Report how many lines of the following entries include the string "испытаний"; respond with the number alone.

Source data
--

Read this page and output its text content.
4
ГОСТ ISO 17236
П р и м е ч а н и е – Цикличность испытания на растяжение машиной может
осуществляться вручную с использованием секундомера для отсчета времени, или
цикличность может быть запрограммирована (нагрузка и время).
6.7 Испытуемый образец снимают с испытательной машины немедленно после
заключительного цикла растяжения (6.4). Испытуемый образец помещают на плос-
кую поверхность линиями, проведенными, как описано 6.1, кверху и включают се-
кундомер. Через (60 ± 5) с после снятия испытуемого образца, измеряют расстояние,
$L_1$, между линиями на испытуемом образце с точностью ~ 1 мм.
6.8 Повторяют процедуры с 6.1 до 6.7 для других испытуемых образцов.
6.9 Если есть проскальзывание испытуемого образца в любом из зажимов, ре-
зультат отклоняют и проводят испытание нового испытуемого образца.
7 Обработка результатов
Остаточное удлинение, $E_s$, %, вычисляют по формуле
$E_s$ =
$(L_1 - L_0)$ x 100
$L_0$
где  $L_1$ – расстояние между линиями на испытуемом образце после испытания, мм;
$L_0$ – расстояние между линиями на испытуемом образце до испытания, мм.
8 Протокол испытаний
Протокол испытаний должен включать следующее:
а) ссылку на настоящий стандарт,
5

--

[Answer to the exercise]
2